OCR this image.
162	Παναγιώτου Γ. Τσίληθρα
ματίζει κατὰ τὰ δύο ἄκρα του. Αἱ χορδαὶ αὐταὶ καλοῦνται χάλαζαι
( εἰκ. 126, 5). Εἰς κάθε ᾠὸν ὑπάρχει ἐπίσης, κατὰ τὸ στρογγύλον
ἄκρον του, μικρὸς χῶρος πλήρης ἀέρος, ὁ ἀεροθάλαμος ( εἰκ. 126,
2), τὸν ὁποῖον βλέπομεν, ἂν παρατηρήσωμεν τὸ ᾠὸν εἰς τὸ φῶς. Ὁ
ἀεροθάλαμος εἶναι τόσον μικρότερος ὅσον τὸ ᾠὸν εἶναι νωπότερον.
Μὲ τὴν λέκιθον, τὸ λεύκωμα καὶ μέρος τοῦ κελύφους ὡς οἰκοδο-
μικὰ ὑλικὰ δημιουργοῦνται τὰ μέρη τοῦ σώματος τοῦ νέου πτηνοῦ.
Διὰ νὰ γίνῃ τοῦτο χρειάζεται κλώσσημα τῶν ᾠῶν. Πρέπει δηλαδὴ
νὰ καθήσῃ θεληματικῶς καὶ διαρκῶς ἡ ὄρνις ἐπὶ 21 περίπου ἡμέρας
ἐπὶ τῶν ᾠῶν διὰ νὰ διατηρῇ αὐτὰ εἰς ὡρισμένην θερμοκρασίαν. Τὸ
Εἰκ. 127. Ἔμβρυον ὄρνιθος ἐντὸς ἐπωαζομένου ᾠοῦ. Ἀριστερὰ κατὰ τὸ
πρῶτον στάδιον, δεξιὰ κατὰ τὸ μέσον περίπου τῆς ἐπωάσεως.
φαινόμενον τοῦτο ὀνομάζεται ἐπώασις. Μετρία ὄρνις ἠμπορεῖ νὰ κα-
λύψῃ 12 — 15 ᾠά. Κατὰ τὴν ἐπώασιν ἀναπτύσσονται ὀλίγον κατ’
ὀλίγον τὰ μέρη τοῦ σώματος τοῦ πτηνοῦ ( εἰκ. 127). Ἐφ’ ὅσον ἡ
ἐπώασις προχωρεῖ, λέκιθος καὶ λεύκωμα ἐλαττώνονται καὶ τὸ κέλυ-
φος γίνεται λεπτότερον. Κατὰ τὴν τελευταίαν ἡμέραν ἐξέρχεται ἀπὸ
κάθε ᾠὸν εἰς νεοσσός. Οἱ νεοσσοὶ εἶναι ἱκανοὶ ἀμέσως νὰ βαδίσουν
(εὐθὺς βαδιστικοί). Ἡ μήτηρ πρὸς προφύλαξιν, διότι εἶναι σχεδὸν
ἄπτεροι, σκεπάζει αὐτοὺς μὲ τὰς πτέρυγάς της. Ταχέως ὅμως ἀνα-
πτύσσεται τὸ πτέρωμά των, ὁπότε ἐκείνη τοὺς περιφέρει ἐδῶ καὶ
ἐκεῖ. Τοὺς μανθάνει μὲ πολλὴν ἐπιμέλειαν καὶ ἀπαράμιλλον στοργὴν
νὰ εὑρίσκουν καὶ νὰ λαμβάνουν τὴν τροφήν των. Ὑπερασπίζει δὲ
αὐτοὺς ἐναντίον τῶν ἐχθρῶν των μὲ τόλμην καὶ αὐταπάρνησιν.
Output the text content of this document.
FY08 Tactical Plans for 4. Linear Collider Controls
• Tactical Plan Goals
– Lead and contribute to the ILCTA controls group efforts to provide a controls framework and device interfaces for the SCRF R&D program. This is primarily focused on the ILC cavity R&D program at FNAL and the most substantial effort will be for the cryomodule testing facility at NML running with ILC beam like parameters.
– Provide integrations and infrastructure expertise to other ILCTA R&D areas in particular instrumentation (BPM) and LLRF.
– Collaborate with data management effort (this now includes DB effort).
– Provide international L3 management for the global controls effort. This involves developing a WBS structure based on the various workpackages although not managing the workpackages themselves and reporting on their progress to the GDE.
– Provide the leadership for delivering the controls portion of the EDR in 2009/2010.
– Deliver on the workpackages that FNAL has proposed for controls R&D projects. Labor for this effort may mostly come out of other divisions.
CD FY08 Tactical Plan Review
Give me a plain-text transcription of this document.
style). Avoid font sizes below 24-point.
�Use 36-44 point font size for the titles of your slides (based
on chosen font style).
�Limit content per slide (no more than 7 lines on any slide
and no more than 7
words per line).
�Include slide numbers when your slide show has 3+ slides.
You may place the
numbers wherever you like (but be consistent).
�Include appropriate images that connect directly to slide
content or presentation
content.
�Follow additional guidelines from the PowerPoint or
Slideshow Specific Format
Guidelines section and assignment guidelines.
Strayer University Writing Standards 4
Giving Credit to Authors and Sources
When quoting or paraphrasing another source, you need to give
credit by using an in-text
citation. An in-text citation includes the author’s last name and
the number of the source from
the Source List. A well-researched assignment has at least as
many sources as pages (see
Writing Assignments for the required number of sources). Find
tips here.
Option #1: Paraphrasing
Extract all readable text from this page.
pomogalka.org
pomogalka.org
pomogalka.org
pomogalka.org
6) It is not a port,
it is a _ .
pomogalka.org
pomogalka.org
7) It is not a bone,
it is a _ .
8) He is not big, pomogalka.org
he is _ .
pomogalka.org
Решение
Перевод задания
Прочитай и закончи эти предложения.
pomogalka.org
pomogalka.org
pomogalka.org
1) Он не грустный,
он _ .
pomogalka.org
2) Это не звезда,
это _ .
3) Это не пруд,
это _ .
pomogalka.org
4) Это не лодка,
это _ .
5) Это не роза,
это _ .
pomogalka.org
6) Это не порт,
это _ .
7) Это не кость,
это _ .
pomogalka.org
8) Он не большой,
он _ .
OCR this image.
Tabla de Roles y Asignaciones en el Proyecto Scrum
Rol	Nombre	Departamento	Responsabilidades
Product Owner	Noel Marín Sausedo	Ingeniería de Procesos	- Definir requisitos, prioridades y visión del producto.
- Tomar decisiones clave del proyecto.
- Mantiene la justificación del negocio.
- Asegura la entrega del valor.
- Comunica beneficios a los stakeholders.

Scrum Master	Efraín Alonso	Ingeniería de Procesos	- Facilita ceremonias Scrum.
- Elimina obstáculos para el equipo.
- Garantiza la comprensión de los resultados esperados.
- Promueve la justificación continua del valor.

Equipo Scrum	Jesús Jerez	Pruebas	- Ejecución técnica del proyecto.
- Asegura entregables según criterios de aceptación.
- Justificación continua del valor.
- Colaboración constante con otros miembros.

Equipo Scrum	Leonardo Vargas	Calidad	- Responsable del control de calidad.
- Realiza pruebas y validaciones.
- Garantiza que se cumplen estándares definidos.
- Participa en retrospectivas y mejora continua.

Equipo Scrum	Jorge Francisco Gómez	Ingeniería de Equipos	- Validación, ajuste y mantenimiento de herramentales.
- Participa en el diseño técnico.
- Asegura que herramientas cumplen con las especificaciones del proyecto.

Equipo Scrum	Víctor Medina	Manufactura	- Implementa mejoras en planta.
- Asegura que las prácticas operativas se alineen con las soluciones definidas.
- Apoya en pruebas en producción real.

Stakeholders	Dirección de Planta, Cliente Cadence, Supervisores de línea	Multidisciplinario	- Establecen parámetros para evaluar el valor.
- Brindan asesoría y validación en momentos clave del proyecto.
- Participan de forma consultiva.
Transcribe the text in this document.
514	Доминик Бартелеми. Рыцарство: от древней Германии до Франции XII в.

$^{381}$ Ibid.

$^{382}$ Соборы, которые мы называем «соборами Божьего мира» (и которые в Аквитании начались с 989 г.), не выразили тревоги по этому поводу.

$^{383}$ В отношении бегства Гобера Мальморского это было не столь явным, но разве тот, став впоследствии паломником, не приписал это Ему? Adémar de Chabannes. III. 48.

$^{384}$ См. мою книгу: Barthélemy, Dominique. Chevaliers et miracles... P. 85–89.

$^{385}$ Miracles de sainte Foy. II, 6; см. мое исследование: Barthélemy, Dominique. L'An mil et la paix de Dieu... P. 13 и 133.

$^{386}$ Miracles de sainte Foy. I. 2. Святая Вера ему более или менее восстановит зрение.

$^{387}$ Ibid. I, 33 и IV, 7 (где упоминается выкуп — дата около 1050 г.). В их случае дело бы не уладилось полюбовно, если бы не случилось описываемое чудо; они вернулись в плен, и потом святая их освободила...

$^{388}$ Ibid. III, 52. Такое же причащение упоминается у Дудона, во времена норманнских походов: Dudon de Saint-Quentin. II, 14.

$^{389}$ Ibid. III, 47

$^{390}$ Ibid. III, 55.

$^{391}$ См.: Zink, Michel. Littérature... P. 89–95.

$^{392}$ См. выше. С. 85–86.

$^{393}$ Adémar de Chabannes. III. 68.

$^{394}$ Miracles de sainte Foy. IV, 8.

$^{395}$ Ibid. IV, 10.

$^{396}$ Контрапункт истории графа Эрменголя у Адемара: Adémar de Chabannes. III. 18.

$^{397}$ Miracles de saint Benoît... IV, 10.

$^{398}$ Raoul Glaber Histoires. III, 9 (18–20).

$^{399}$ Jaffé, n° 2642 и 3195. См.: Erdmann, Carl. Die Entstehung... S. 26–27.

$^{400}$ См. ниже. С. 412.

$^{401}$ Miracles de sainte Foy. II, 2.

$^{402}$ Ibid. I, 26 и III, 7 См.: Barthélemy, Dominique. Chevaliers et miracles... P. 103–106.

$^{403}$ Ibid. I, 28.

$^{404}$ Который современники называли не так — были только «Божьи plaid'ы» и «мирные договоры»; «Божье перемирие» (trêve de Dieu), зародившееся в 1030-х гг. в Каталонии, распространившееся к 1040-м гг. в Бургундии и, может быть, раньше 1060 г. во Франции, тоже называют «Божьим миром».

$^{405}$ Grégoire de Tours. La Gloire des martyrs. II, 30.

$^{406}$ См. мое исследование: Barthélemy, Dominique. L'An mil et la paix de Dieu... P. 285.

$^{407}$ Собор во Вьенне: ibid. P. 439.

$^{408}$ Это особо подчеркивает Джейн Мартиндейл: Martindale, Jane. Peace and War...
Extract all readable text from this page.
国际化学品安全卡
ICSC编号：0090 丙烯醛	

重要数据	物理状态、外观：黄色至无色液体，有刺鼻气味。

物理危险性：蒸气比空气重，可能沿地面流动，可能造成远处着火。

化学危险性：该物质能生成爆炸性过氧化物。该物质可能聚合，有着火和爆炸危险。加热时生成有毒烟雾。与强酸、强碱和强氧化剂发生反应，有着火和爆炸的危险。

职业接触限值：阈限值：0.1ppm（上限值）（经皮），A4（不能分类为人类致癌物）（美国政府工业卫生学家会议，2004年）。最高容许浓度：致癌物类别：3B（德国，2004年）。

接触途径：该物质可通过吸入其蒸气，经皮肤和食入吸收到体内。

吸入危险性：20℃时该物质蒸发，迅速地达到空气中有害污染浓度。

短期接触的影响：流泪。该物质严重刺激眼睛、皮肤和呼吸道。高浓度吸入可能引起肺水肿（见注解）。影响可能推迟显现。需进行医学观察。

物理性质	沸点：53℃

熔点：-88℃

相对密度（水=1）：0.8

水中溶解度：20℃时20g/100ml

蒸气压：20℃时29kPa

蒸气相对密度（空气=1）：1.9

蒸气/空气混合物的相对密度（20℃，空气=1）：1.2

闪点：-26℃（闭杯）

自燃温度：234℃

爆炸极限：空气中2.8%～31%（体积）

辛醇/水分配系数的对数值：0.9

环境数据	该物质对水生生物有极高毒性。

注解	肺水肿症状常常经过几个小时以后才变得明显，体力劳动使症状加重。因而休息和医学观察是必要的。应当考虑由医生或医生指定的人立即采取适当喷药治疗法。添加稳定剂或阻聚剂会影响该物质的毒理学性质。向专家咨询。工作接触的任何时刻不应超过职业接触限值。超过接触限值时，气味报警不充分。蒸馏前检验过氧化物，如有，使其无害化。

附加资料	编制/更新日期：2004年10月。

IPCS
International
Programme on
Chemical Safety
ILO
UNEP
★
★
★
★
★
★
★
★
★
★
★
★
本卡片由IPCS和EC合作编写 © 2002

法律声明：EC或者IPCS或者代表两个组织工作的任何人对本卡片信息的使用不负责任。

What you will do: In the records above, collect each line with "Writing".

Answer in full:
Strayer University Writing Standards 4
Writing Assignments for the required number of sources). Find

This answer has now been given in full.